— Begin Input data —
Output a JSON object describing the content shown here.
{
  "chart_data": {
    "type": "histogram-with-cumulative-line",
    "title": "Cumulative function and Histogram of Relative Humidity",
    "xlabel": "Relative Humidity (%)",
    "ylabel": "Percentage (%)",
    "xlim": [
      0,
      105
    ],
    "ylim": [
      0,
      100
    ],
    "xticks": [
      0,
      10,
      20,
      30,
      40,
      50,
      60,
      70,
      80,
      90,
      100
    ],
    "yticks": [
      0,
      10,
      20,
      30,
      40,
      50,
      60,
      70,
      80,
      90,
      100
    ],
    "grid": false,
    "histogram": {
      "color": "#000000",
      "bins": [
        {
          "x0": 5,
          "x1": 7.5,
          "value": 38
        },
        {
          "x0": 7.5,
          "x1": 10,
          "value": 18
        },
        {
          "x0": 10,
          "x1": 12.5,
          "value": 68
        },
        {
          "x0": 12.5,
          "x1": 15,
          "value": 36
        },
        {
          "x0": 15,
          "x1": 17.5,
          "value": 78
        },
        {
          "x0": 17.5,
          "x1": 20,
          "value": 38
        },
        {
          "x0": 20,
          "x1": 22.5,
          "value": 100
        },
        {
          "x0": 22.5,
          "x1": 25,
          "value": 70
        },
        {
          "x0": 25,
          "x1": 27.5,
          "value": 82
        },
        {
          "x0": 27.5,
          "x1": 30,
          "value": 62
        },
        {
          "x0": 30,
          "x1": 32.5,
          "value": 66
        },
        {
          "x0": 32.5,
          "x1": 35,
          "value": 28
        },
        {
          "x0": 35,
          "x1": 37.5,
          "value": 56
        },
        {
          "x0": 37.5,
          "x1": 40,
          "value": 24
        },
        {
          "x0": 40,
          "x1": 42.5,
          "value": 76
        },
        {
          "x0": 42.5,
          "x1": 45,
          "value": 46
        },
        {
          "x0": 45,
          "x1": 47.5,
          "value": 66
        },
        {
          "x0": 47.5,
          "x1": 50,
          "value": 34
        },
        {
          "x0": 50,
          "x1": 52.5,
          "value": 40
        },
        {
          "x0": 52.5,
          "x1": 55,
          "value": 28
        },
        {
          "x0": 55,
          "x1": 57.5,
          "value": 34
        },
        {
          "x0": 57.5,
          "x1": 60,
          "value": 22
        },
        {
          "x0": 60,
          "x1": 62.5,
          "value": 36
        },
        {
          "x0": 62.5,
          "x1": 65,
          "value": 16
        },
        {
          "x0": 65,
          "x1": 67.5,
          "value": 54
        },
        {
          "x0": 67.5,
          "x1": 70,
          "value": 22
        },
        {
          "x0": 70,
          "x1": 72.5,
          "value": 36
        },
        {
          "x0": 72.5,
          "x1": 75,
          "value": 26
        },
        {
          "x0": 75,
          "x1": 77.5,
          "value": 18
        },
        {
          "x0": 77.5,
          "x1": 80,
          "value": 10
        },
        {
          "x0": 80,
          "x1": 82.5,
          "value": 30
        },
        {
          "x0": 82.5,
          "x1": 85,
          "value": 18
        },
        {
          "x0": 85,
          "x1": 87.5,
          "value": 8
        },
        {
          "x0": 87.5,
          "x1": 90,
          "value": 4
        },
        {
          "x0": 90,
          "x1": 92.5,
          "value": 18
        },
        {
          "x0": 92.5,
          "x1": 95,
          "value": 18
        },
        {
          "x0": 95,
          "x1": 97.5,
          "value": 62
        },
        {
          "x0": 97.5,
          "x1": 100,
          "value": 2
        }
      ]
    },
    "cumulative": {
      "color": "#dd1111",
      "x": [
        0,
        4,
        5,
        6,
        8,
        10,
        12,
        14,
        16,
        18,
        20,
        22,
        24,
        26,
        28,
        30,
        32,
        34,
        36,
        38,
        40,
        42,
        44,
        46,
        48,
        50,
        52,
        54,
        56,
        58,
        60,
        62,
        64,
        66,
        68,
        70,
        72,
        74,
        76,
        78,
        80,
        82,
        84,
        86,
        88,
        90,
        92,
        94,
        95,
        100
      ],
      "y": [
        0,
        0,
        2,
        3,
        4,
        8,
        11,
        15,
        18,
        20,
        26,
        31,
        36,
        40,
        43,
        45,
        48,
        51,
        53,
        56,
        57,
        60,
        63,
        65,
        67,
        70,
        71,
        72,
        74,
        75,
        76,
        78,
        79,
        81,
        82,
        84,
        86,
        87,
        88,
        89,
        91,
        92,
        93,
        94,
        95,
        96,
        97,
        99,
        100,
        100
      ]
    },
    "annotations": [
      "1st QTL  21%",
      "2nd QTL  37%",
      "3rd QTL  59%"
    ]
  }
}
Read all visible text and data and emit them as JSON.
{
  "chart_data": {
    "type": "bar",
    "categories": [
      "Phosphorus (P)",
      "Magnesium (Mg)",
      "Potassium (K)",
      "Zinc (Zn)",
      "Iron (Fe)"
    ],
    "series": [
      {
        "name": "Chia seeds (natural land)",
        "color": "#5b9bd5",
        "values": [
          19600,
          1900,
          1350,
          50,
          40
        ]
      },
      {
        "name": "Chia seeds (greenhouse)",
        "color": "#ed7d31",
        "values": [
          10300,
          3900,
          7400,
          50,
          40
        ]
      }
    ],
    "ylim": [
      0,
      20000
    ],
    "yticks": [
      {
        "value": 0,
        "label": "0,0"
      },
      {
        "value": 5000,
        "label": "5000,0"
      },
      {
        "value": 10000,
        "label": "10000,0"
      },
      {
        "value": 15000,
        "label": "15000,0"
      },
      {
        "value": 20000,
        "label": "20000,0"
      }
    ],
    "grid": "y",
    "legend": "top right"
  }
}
— End Input data —
» **Task prompt**:
Reproduce each entry exactly, leaving out nothing.

» **Exercise answer**:
Output a JSON object describing the content shown here.
{
  "chart_data": {
    "type": "histogram-with-cumulative-line",
    "title": "Cumulative function and Histogram of Relative Humidity",
    "xlabel": "Relative Humidity (%)",
    "ylabel": "Percentage (%)",
    "xlim": [
      0,
      105
    ],
    "ylim": [
      0,
      100
    ],
    "xticks": [
      0,
      10,
      20,
      30,
      40,
      50,
      60,
      70,
      80,
      90,
      100
    ],
    "yticks": [
      0,
      10,
      20,
      30,
      40,
      50,
      60,
      70,
      80,
      90,
      100
    ],
    "grid": false,
    "histogram": {
      "color": "#000000",
      "bins": [
        {
          "x0": 5,
          "x1": 7.5,
          "value": 38
        },
        {
          "x0": 7.5,
          "x1": 10,
          "value": 18
        },
        {
          "x0": 10,
          "x1": 12.5,
          "value": 68
        },
        {
          "x0": 12.5,
          "x1": 15,
          "value": 36
        },
        {
          "x0": 15,
          "x1": 17.5,
          "value": 78
        },
        {
          "x0": 17.5,
          "x1": 20,
          "value": 38
        },
        {
          "x0": 20,
          "x1": 22.5,
          "value": 100
        },
        {
          "x0": 22.5,
          "x1": 25,
          "value": 70
        },
        {
          "x0": 25,
          "x1": 27.5,
          "value": 82
        },
        {
          "x0": 27.5,
          "x1": 30,
          "value": 62
        },
        {
          "x0": 30,
          "x1": 32.5,
          "value": 66
        },
        {
          "x0": 32.5,
          "x1": 35,
          "value": 28
        },
        {
          "x0": 35,
          "x1": 37.5,
          "value": 56
        },
        {
          "x0": 37.5,
          "x1": 40,
          "value": 24
        },
        {
          "x0": 40,
          "x1": 42.5,
          "value": 76
        },
        {
          "x0": 42.5,
          "x1": 45,
          "value": 46
        },
        {
          "x0": 45,
          "x1": 47.5,
          "value": 66
        },
        {
          "x0": 47.5,
          "x1": 50,
          "value": 34
        },
        {
          "x0": 50,
          "x1": 52.5,
          "value": 40
        },
        {
          "x0": 52.5,
          "x1": 55,
          "value": 28
        },
        {
          "x0": 55,
          "x1": 57.5,
          "value": 34
        },
        {
          "x0": 57.5,
          "x1": 60,
          "value": 22
        },
        {
          "x0": 60,
          "x1": 62.5,
          "value": 36
        },
        {
          "x0": 62.5,
          "x1": 65,
          "value": 16
        },
        {
          "x0": 65,
          "x1": 67.5,
          "value": 54
        },
        {
          "x0": 67.5,
          "x1": 70,
          "value": 22
        },
        {
          "x0": 70,
          "x1": 72.5,
          "value": 36
        },
        {
          "x0": 72.5,
          "x1": 75,
          "value": 26
        },
        {
          "x0": 75,
          "x1": 77.5,
          "value": 18
        },
        {
          "x0": 77.5,
          "x1": 80,
          "value": 10
        },
        {
          "x0": 80,
          "x1": 82.5,
          "value": 30
        },
        {
          "x0": 82.5,
          "x1": 85,
          "value": 18
        },
        {
          "x0": 85,
          "x1": 87.5,
          "value": 8
        },
        {
          "x0": 87.5,
          "x1": 90,
          "value": 4
        },
        {
          "x0": 90,
          "x1": 92.5,
          "value": 18
        },
        {
          "x0": 92.5,
          "x1": 95,
          "value": 18
        },
        {
          "x0": 95,
          "x1": 97.5,
          "value": 62
        },
        {
          "x0": 97.5,
          "x1": 100,
          "value": 2
        }
      ]
    },
    "cumulative": {
      "color": "#dd1111",
      "x": [
        0,
        4,
        5,
        6,
        8,
        10,
        12,
        14,
        16,
        18,
        20,
        22,
        24,
        26,
        28,
        30,
        32,
        34,
        36,
        38,
        40,
        42,
        44,
        46,
        48,
        50,
        52,
        54,
        56,
        58,
        60,
        62,
        64,
        66,
        68,
        70,
        72,
        74,
        76,
        78,
        80,
        82,
        84,
        86,
        88,
        90,
        92,
        94,
        95,
        100
      ],
      "y": [
        0,
        0,
        2,
        3,
        4,
        8,
        11,
        15,
        18,
        20,
        26,
        31,
        36,
        40,
        43,
        45,
        48,
        51,
        53,
        56,
        57,
        60,
        63,
        65,
        67,
        70,
        71,
        72,
        74,
        75,
        76,
        78,
        79,
        81,
        82,
        84,
        86,
        87,
        88,
        89,
        91,
        92,
        93,
        94,
        95,
        96,
        97,
        99,
        100,
        100
      ]
    },
    "annotations": [
      "1st QTL  21%",
      "2nd QTL  37%",
      "3rd QTL  59%"
    ]
  }
}
Read all visible text and data and emit them as JSON.
{
  "chart_data": {
    "type": "bar",
    "categories": [
      "Phosphorus (P)",
      "Magnesium (Mg)",
      "Potassium (K)",
      "Zinc (Zn)",
      "Iron (Fe)"
    ],
    "series": [
      {
        "name": "Chia seeds (natural land)",
        "color": "#5b9bd5",
        "values": [
          19600,
          1900,
          1350,
          50,
          40
        ]
      },
      {
        "name": "Chia seeds (greenhouse)",
        "color": "#ed7d31",
        "values": [
          10300,
          3900,
          7400,
          50,
          40
        ]
      }
    ],
    "ylim": [
      0,
      20000
    ],
    "yticks": [
      {
        "value": 0,
        "label": "0,0"
      },
      {
        "value": 5000,
        "label": "5000,0"
      },
      {
        "value": 10000,
        "label": "10000,0"
      },
      {
        "value": 15000,
        "label": "15000,0"
      },
      {
        "value": 20000,
        "label": "20000,0"
      }
    ],
    "grid": "y",
    "legend": "top right"
  }
}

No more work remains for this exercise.